-- Start of Source text --

The sweet "gains"
by Mabelle R. Ilan
The Philippines is one of the
developing countries that are actively looking for alternative
source of fuel to reduce foreign oil import cost; to mitigate
pollution and global warming. One crop that is being considered
for propagation is sweet sorghum (Sorghum bicolor (L.) Moench.).
These sweet variety store large quantities of energy as sugar
in the stalk while producing reasonable grain yields.
How to Produce Sorghum
Sorghum is propagated by seeds. It matures in 100-115 days after
planting. Farmers can harvest the crop three times a year through
ratooning. Sorghum ratoon matures 85-95 days after cutting. If
the farmer opted to plant other crops sorghum can be used as
a component crop in multi-cropping system. It can be planted
after rainfed lowland rice, upland rice, corn or legumes. Sorghum
is drought tolerant crop. It only requires about 175 m3 of water.
Sorghum grows best in well-drained soil. It is best to plow the
field once and harrow it twice.
A hectare of sorghum would require 5-8 kilograms of seeds or
a plant density of 130,000-150,000 plants per hectare. Seeds
could be planted manually by hand or by using a planter. The
distance of planting varies during June-July planting the distance
of planting is 100 cm. apart 10 cm. deep while during September
October planting the distance of planting is 75 cm apart
and 15-20 cm. deep.
Just like any crop sorghum requires fertilizer for vigorous growth
and for higher yield. The general fertilizer recommendation for
clay loam soil is 80-30-30. It is important to practice thinning
before hilling up or side-dressing application of fertilizer.
It has been reported that the common pest of sorghum are shoot
fly and stem borer. Shoot fly attack the plant after germination
until 30 days after planting Stem borer can be prevented by using
granular insecticide applied on leaf whorls 2-3 granules per
Harvesting sorghum is similar to sugarcane. The panicles are
first cut and separated from the stalks. Stalks must be cut close
to the ground leaving about one node. Then the ratoon will sprout
in the node.

-- End of Source text --
-- Start of Dataset extract --

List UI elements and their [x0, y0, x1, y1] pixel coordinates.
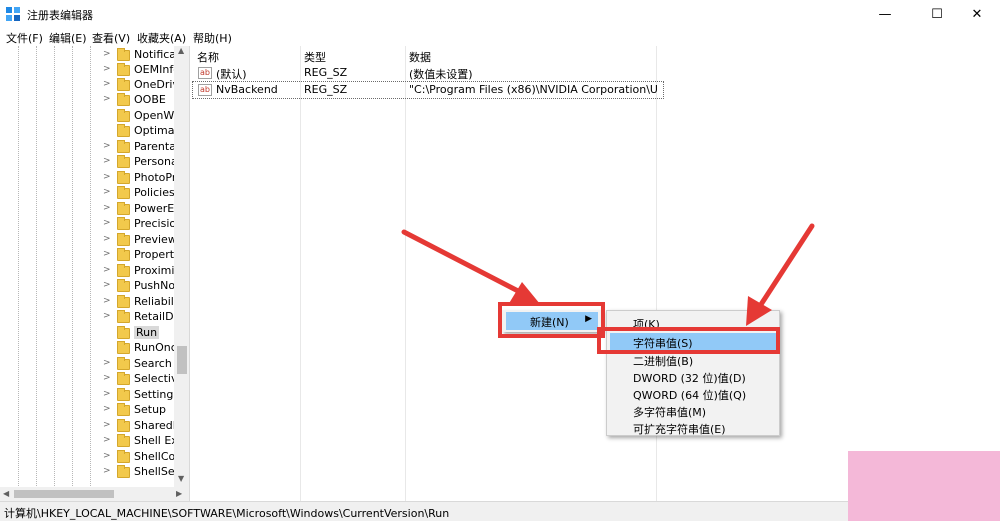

-- End of Dataset extract --

→ Stated exercise 1
Write out the passage of the sweet sorghum article that begins at the words "Sorghum grows best" and stops after the words "application of fertilizer.".
→ Stated exercise 2
Pick up the sweet sorghum article after its last sentence and write what comes next.

→ Written reply 1
Sorghum grows best in well-drained soil. It is best to plow the
field once and harrow it twice.
A hectare of sorghum would require 5-8 kilograms of seeds or
a plant density of 130,000-150,000 plants per hectare. Seeds
could be planted manually by hand or by using a planter. The
distance of planting varies during June-July planting the distance
of planting is 100 cm. apart 10 cm. deep while during September
October planting the distance of planting is 75 cm apart
and 15-20 cm. deep.
Just like any crop sorghum requires fertilizer for vigorous growth
and for higher yield. The general fertilizer recommendation for
clay loam soil is 80-30-30. It is important to practice thinning
before hilling up or side-dressing application of fertilizer.

→ Written reply 2
Sorghum as source of ethanol
Reports showed that sorghum like sugarcane and corn, also exhibits
C4 metabolism the reason why it is more efficient in converting
atmospheric carbon dioxide into sugar than most plants. The juice
squeezed out of sweet sorghum stalks contains about 15-20% sugar
that can be fermented into ethanol. It was also found out that
the ethanol produced is cheaper than sugarcane and corn. The
ethanol produced from sorghum can be used to blend petrol and
diesel. It minimizes carbon and monoxide emission in motor vehicles.
It is also known to be a clean burning fuel with
high octane rating. The procedures involved in the production
of ethanol include fermentation using yeast then, distillation.
Ethanol is used in the production of gasohol, a sulfur and lead
free fuel containing a certain percentage of ethanol in gasoline,
which has lower carbon monoxide and nitrogen oxides compared
to pure gasoline. A hectare of sorghum could produce about 3,000
liters of ethanol.
Other Benefits from Sorghum
For 150 years sorghum has been known as source of distinctive
type of syrup. The grain and stem of sorghum is also a source
of alcohol, sugar, fodder, fuel bedding, roofing, fencing, and
paper. But the important product now of sweet sorghum is ethanol.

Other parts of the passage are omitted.